Take every line from the material that has the word "title" in it.
--- START Data supplied ---
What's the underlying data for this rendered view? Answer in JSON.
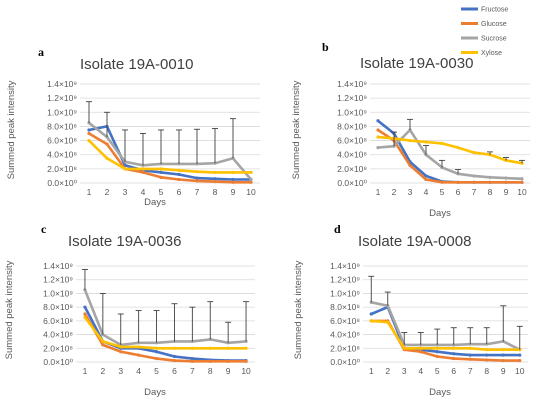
{
  "legend": {
    "items": [
      {
        "name": "Fructose",
        "color": "#4472C4"
      },
      {
        "name": "Glucose",
        "color": "#ED7D31"
      },
      {
        "name": "Sucrose",
        "color": "#A5A5A5"
      },
      {
        "name": "Xylose",
        "color": "#FFC000"
      }
    ]
  },
  "chart_data": [
    {
      "type": "line",
      "letter": "a",
      "title": "Isolate 19A-0010",
      "xlabel": "Days",
      "ylabel": "Summed peak intensity",
      "categories": [
        "1",
        "2",
        "3",
        "4",
        "5",
        "6",
        "7",
        "8",
        "9",
        "10"
      ],
      "ylim": [
        0,
        1400000000.0
      ],
      "yticks": [
        "0.0×10⁰",
        "2.0×10⁸",
        "4.0×10⁸",
        "6.0×10⁸",
        "8.0×10⁸",
        "1.0×10⁹",
        "1.2×10⁹",
        "1.4×10⁹"
      ],
      "grid": true,
      "series": [
        {
          "name": "Fructose",
          "values": [
            750000000.0,
            800000000.0,
            250000000.0,
            180000000.0,
            150000000.0,
            120000000.0,
            70000000.0,
            60000000.0,
            50000000.0,
            50000000.0
          ],
          "errors": [
            0,
            0,
            0,
            0,
            0,
            0,
            0,
            0,
            0,
            0
          ]
        },
        {
          "name": "Glucose",
          "values": [
            700000000.0,
            550000000.0,
            200000000.0,
            150000000.0,
            80000000.0,
            50000000.0,
            30000000.0,
            20000000.0,
            10000000.0,
            10000000.0
          ],
          "errors": [
            0,
            0,
            0,
            0,
            0,
            0,
            0,
            0,
            0,
            0
          ]
        },
        {
          "name": "Sucrose",
          "values": [
            850000000.0,
            650000000.0,
            300000000.0,
            250000000.0,
            270000000.0,
            270000000.0,
            270000000.0,
            280000000.0,
            350000000.0,
            50000000.0
          ],
          "errors": [
            300000000.0,
            350000000.0,
            450000000.0,
            450000000.0,
            480000000.0,
            480000000.0,
            490000000.0,
            490000000.0,
            560000000.0,
            0
          ]
        },
        {
          "name": "Xylose",
          "values": [
            600000000.0,
            350000000.0,
            200000000.0,
            200000000.0,
            200000000.0,
            180000000.0,
            160000000.0,
            150000000.0,
            150000000.0,
            150000000.0
          ],
          "errors": [
            0,
            0,
            0,
            0,
            0,
            0,
            0,
            0,
            0,
            0
          ]
        }
      ]
    },
    {
      "type": "line",
      "letter": "b",
      "title": "Isolate 19A-0030",
      "xlabel": "Days",
      "ylabel": "Summed peak intensity",
      "categories": [
        "1",
        "2",
        "3",
        "4",
        "5",
        "6",
        "7",
        "8",
        "9",
        "10"
      ],
      "ylim": [
        0,
        1400000000.0
      ],
      "yticks": [
        "0.0×10⁰",
        "2.0×10⁸",
        "4.0×10⁸",
        "6.0×10⁸",
        "8.0×10⁸",
        "1.0×10⁹",
        "1.2×10⁹",
        "1.4×10⁹"
      ],
      "grid": true,
      "series": [
        {
          "name": "Fructose",
          "values": [
            880000000.0,
            700000000.0,
            300000000.0,
            100000000.0,
            20000000.0,
            10000000.0,
            10000000.0,
            10000000.0,
            10000000.0,
            10000000.0
          ],
          "errors": [
            0,
            0,
            0,
            0,
            0,
            0,
            0,
            0,
            0,
            0
          ]
        },
        {
          "name": "Glucose",
          "values": [
            750000000.0,
            600000000.0,
            250000000.0,
            50000000.0,
            10000000.0,
            10000000.0,
            10000000.0,
            10000000.0,
            10000000.0,
            10000000.0
          ],
          "errors": [
            0,
            0,
            0,
            0,
            0,
            0,
            0,
            0,
            0,
            0
          ]
        },
        {
          "name": "Sucrose",
          "values": [
            500000000.0,
            520000000.0,
            750000000.0,
            400000000.0,
            220000000.0,
            130000000.0,
            100000000.0,
            80000000.0,
            70000000.0,
            60000000.0
          ],
          "errors": [
            0,
            200000000.0,
            150000000.0,
            130000000.0,
            100000000.0,
            60000000.0,
            0,
            0,
            0,
            0
          ]
        },
        {
          "name": "Xylose",
          "values": [
            650000000.0,
            630000000.0,
            600000000.0,
            580000000.0,
            560000000.0,
            500000000.0,
            430000000.0,
            400000000.0,
            320000000.0,
            280000000.0
          ],
          "errors": [
            0,
            0,
            0,
            0,
            0,
            0,
            0,
            40000000.0,
            40000000.0,
            40000000.0
          ]
        }
      ]
    },
    {
      "type": "line",
      "letter": "c",
      "title": "Isolate 19A-0036",
      "xlabel": "Days",
      "ylabel": "Summed peak intensity",
      "categories": [
        "1",
        "2",
        "3",
        "4",
        "5",
        "6",
        "7",
        "8",
        "9",
        "10"
      ],
      "ylim": [
        0,
        1400000000.0
      ],
      "yticks": [
        "0.0×10⁰",
        "2.0×10⁸",
        "4.0×10⁸",
        "6.0×10⁸",
        "8.0×10⁸",
        "1.0×10⁹",
        "1.2×10⁹",
        "1.4×10⁹"
      ],
      "grid": true,
      "series": [
        {
          "name": "Fructose",
          "values": [
            800000000.0,
            300000000.0,
            200000000.0,
            200000000.0,
            150000000.0,
            80000000.0,
            50000000.0,
            30000000.0,
            20000000.0,
            20000000.0
          ],
          "errors": [
            0,
            0,
            0,
            0,
            0,
            0,
            0,
            0,
            0,
            0
          ]
        },
        {
          "name": "Glucose",
          "values": [
            700000000.0,
            250000000.0,
            150000000.0,
            100000000.0,
            50000000.0,
            20000000.0,
            10000000.0,
            10000000.0,
            10000000.0,
            10000000.0
          ],
          "errors": [
            0,
            0,
            0,
            0,
            0,
            0,
            0,
            0,
            0,
            0
          ]
        },
        {
          "name": "Sucrose",
          "values": [
            1050000000.0,
            400000000.0,
            250000000.0,
            280000000.0,
            280000000.0,
            300000000.0,
            300000000.0,
            330000000.0,
            280000000.0,
            300000000.0
          ],
          "errors": [
            300000000.0,
            600000000.0,
            450000000.0,
            470000000.0,
            470000000.0,
            550000000.0,
            500000000.0,
            550000000.0,
            300000000.0,
            580000000.0
          ]
        },
        {
          "name": "Xylose",
          "values": [
            650000000.0,
            300000000.0,
            220000000.0,
            220000000.0,
            200000000.0,
            200000000.0,
            200000000.0,
            200000000.0,
            200000000.0,
            200000000.0
          ],
          "errors": [
            0,
            0,
            0,
            0,
            0,
            0,
            0,
            0,
            0,
            0
          ]
        }
      ]
    },
    {
      "type": "line",
      "letter": "d",
      "title": "Isolate 19A-0008",
      "xlabel": "Days",
      "ylabel": "Summed peak intensity",
      "categories": [
        "1",
        "2",
        "3",
        "4",
        "5",
        "6",
        "7",
        "8",
        "9",
        "10"
      ],
      "ylim": [
        0,
        1400000000.0
      ],
      "yticks": [
        "0.0×10⁰",
        "2.0×10⁸",
        "4.0×10⁸",
        "6.0×10⁸",
        "8.0×10⁸",
        "1.0×10⁹",
        "1.2×10⁹",
        "1.4×10⁹"
      ],
      "grid": true,
      "series": [
        {
          "name": "Fructose",
          "values": [
            700000000.0,
            800000000.0,
            200000000.0,
            180000000.0,
            150000000.0,
            120000000.0,
            100000000.0,
            100000000.0,
            100000000.0,
            100000000.0
          ],
          "errors": [
            0,
            0,
            0,
            0,
            0,
            0,
            0,
            0,
            0,
            0
          ]
        },
        {
          "name": "Glucose",
          "values": [
            600000000.0,
            600000000.0,
            180000000.0,
            150000000.0,
            80000000.0,
            50000000.0,
            40000000.0,
            30000000.0,
            20000000.0,
            20000000.0
          ],
          "errors": [
            0,
            0,
            0,
            0,
            0,
            0,
            0,
            0,
            0,
            0
          ]
        },
        {
          "name": "Sucrose",
          "values": [
            870000000.0,
            820000000.0,
            250000000.0,
            250000000.0,
            250000000.0,
            250000000.0,
            260000000.0,
            260000000.0,
            300000000.0,
            180000000.0
          ],
          "errors": [
            380000000.0,
            200000000.0,
            180000000.0,
            180000000.0,
            230000000.0,
            250000000.0,
            240000000.0,
            240000000.0,
            520000000.0,
            340000000.0
          ]
        },
        {
          "name": "Xylose",
          "values": [
            600000000.0,
            580000000.0,
            200000000.0,
            200000000.0,
            200000000.0,
            200000000.0,
            200000000.0,
            180000000.0,
            180000000.0,
            180000000.0
          ],
          "errors": [
            0,
            0,
            0,
            0,
            0,
            0,
            0,
            0,
            0,
            0
          ]
        }
      ]
    }
  ]
}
--- END Data supplied ---
### Finished task
      "title": "Isolate 19A-0010",
      "title": "Isolate 19A-0030",
      "title": "Isolate 19A-0036",
      "title": "Isolate 19A-0008",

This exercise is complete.